#### [SHORT EXERCISE]
Can you give all the records again without altering a single character?

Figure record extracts

****************************************

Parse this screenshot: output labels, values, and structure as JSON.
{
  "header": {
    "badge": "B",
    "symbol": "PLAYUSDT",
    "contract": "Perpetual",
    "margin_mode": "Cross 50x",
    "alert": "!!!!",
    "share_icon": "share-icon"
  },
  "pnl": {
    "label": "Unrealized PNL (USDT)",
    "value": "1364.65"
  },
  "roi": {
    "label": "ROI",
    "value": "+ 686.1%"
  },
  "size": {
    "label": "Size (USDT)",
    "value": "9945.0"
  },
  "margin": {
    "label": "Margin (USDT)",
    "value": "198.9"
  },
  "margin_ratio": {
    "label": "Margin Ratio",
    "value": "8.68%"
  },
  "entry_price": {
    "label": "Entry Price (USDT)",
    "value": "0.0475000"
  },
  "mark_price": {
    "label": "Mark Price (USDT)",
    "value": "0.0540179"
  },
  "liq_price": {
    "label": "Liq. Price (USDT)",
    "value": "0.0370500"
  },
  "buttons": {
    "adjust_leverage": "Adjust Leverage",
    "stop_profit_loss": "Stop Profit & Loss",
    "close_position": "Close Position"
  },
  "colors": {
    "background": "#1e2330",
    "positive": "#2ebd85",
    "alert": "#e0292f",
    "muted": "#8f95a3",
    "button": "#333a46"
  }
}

****************************************

#### [TASK SOLUTION]
Parse this screenshot: output labels, values, and structure as JSON.
{
  "header": {
    "badge": "B",
    "symbol": "PLAYUSDT",
    "contract": "Perpetual",
    "margin_mode": "Cross 50x",
    "alert": "!!!!",
    "share_icon": "share-icon"
  },
  "pnl": {
    "label": "Unrealized PNL (USDT)",
    "value": "1364.65"
  },
  "roi": {
    "label": "ROI",
    "value": "+ 686.1%"
  },
  "size": {
    "label": "Size (USDT)",
    "value": "9945.0"
  },
  "margin": {
    "label": "Margin (USDT)",
    "value": "198.9"
  },
  "margin_ratio": {
    "label": "Margin Ratio",
    "value": "8.68%"
  },
  "entry_price": {
    "label": "Entry Price (USDT)",
    "value": "0.0475000"
  },
  "mark_price": {
    "label": "Mark Price (USDT)",
    "value": "0.0540179"
  },
  "liq_price": {
    "label": "Liq. Price (USDT)",
    "value": "0.0370500"
  },
  "buttons": {
    "adjust_leverage": "Adjust Leverage",
    "stop_profit_loss": "Stop Profit & Loss",
    "close_position": "Close Position"
  },
  "colors": {
    "background": "#1e2330",
    "positive": "#2ebd85",
    "alert": "#e0292f",
    "muted": "#8f95a3",
    "button": "#333a46"
  }
}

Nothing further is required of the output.